(Stored data entries)
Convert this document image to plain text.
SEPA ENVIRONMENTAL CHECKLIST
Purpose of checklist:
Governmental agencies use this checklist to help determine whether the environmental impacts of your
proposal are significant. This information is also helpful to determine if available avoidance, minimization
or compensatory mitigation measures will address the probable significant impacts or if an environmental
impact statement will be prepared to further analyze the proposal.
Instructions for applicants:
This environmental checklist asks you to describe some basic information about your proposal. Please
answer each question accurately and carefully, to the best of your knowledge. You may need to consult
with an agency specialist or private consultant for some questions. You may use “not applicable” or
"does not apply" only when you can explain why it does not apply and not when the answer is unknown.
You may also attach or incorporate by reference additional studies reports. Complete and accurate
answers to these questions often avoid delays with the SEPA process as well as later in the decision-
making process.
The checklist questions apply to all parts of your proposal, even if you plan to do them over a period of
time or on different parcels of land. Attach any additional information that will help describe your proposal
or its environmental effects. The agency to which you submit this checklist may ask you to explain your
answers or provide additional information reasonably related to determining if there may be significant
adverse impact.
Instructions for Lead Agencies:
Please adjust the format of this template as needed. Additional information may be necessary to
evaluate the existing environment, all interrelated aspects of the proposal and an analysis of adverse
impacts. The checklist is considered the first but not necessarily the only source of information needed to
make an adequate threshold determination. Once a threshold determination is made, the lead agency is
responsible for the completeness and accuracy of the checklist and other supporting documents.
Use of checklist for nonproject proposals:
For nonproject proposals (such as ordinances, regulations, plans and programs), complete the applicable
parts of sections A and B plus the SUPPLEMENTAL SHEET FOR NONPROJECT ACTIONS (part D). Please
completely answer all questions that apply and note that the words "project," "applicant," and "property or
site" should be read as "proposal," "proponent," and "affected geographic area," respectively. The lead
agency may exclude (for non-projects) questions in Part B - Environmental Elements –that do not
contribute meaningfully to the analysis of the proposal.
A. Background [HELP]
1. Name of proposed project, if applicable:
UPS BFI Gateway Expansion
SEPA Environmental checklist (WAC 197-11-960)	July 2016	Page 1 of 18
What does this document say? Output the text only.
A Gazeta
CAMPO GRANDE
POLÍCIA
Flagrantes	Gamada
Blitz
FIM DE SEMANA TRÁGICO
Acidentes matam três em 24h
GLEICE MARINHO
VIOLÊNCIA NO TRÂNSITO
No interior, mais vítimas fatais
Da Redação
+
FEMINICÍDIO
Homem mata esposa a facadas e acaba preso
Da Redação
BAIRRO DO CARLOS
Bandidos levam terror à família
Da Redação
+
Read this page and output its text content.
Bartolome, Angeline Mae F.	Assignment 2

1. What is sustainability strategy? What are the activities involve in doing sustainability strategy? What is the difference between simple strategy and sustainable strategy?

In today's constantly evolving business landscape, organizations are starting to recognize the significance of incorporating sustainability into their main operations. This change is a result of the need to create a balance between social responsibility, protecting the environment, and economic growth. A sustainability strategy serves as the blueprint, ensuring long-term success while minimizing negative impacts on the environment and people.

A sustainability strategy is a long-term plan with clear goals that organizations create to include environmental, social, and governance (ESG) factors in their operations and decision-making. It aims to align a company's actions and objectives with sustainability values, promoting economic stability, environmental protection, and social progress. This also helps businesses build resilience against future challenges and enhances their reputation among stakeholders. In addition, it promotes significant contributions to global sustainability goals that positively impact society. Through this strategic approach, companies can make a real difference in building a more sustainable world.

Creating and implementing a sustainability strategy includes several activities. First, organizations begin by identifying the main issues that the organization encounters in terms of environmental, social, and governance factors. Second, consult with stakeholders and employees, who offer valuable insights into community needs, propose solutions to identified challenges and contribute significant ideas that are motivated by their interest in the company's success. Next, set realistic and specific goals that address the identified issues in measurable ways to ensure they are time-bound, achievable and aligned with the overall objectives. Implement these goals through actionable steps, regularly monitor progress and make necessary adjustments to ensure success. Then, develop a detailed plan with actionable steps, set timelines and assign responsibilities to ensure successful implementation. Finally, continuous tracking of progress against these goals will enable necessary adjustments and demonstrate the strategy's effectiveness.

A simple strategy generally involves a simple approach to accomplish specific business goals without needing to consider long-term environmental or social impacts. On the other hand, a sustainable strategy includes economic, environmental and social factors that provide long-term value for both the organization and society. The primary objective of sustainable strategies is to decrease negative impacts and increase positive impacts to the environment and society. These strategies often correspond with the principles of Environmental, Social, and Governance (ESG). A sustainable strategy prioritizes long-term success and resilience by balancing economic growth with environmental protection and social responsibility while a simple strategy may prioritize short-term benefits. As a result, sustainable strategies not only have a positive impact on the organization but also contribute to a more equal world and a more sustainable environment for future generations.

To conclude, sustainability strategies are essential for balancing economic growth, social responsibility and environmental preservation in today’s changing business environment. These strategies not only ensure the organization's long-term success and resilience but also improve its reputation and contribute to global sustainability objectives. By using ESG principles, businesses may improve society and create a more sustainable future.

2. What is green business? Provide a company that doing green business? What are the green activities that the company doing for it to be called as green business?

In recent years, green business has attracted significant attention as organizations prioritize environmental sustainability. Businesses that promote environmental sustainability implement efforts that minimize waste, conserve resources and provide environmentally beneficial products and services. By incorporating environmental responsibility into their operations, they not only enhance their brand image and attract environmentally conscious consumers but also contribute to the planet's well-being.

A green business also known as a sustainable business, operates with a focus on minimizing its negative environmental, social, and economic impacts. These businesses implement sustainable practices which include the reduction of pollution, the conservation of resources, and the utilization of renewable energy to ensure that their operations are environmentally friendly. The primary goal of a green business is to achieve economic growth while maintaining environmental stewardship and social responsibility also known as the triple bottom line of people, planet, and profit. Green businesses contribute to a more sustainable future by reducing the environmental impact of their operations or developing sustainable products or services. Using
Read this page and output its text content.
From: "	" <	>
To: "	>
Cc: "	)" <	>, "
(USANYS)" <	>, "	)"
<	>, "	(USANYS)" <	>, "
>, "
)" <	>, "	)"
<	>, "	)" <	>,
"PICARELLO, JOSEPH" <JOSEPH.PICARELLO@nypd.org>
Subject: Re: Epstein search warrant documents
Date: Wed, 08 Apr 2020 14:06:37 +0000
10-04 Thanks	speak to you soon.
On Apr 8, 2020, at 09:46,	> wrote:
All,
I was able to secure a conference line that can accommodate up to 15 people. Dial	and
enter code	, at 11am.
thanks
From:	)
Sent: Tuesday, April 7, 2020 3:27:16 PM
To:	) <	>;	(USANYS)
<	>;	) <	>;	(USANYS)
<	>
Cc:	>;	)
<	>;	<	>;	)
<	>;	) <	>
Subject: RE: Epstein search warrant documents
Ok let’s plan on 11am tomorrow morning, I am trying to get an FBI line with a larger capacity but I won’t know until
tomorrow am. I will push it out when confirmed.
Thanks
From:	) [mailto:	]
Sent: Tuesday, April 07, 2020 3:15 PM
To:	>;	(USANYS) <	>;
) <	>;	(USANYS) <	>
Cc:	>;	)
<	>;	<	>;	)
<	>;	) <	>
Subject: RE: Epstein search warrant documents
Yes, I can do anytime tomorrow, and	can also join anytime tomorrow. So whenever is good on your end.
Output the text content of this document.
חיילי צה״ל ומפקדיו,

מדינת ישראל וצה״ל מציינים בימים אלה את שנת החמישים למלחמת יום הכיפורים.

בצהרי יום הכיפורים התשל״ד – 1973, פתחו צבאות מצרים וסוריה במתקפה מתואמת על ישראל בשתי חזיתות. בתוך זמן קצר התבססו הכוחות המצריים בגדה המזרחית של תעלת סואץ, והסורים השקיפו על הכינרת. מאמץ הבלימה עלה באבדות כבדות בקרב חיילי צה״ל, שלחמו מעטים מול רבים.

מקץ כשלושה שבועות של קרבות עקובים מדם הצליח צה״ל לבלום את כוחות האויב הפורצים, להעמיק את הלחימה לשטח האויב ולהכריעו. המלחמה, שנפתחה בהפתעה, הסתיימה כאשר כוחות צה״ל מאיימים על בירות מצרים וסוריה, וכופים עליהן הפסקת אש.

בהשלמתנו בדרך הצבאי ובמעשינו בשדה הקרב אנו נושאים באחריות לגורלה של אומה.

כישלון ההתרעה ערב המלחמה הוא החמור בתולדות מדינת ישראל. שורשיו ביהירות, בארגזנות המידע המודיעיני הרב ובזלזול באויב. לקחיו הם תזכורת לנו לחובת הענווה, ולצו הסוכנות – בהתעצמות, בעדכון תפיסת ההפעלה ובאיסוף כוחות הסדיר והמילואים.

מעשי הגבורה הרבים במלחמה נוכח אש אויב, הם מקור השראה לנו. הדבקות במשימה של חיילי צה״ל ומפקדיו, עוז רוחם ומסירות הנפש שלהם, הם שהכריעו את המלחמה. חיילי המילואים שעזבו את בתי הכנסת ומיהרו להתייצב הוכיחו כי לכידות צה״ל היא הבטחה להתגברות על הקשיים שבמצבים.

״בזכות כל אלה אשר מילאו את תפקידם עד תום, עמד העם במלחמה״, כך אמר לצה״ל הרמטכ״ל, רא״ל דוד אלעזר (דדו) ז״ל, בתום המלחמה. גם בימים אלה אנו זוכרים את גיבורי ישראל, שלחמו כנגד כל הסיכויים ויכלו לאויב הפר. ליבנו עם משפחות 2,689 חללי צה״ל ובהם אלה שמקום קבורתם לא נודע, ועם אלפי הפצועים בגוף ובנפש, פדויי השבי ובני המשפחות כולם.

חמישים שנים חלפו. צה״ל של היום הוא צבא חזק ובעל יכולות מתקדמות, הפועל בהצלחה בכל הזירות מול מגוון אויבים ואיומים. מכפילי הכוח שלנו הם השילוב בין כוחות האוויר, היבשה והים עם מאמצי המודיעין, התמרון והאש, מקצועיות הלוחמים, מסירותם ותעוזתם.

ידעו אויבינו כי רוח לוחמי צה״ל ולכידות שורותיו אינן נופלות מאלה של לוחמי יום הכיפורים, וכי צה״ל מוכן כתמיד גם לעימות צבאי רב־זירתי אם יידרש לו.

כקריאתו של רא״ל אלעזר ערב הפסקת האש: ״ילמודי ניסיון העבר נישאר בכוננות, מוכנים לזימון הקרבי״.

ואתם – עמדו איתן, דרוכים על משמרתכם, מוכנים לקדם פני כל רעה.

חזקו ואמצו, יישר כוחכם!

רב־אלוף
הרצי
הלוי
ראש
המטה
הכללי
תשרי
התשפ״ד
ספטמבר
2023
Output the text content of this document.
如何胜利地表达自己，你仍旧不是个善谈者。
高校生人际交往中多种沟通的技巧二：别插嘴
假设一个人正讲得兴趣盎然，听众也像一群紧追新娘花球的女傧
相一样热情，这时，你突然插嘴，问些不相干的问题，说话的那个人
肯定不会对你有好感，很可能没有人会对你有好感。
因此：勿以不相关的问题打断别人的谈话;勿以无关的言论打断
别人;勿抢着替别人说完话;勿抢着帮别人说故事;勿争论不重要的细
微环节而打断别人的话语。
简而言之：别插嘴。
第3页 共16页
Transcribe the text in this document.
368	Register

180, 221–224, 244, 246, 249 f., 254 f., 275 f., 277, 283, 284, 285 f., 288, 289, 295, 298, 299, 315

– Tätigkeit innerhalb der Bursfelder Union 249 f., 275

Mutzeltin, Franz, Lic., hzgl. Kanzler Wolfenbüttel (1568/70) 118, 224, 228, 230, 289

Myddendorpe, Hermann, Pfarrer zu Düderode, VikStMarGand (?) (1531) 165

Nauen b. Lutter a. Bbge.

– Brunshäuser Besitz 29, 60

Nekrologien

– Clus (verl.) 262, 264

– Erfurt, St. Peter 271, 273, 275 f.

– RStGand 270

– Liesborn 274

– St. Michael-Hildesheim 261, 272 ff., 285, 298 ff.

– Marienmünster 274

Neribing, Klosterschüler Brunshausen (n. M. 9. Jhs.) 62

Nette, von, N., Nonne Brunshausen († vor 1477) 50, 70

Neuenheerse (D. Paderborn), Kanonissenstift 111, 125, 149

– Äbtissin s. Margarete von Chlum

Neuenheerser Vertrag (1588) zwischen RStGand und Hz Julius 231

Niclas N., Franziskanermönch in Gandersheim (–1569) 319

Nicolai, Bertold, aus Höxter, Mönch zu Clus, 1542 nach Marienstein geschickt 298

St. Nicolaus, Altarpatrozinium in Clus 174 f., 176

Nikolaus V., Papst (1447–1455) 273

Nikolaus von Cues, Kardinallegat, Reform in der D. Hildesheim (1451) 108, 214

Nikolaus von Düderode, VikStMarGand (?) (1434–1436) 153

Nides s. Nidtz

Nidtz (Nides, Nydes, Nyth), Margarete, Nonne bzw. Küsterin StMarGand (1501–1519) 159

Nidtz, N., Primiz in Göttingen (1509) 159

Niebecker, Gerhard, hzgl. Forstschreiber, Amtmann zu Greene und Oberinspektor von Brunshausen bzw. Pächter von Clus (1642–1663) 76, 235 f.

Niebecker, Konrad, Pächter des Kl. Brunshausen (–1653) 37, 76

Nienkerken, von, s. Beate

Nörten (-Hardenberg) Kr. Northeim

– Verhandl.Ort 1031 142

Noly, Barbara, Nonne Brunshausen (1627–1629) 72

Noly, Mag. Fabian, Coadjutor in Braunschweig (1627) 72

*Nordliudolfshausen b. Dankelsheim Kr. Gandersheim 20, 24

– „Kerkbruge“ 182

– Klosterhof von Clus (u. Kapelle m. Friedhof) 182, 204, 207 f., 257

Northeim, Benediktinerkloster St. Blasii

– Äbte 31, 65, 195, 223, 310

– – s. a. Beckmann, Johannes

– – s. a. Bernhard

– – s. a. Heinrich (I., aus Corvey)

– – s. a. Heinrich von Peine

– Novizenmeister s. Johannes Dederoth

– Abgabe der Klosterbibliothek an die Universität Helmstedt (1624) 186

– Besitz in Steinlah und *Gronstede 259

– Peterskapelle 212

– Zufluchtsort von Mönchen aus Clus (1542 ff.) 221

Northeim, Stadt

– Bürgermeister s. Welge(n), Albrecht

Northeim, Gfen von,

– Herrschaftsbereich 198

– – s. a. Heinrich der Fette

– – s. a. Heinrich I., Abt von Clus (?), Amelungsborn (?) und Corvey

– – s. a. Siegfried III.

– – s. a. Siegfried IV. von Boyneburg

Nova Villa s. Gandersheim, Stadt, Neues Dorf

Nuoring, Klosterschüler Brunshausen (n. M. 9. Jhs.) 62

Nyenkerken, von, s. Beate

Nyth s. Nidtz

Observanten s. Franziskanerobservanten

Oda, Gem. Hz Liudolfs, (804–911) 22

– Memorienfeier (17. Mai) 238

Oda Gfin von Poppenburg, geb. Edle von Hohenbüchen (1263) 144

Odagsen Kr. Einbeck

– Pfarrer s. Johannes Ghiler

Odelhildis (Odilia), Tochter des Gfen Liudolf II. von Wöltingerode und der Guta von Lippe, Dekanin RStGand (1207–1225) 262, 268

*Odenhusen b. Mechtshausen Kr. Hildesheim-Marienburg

_YOUR GOAL_
Display every line of the listing that contains the string "הפסקת".

_RIGHT ANSWER_
מקץ כשלושה שבועות של קרבות עקובים מדם הצליח צה״ל לבלום את כוחות האויב הפורצים, להעמיק את הלחימה לשטח האויב ולהכריעו. המלחמה, שנפתחה בהפתעה, הסתיימה כאשר כוחות צה״ל מאיימים על בירות מצרים וסוריה, וכופים עליהן הפסקת אש.
כקריאתו של רא״ל אלעזר ערב הפסקת האש: ״ילמודי ניסיון העבר נישאר בכוננות, מוכנים לזימון הקרבי״.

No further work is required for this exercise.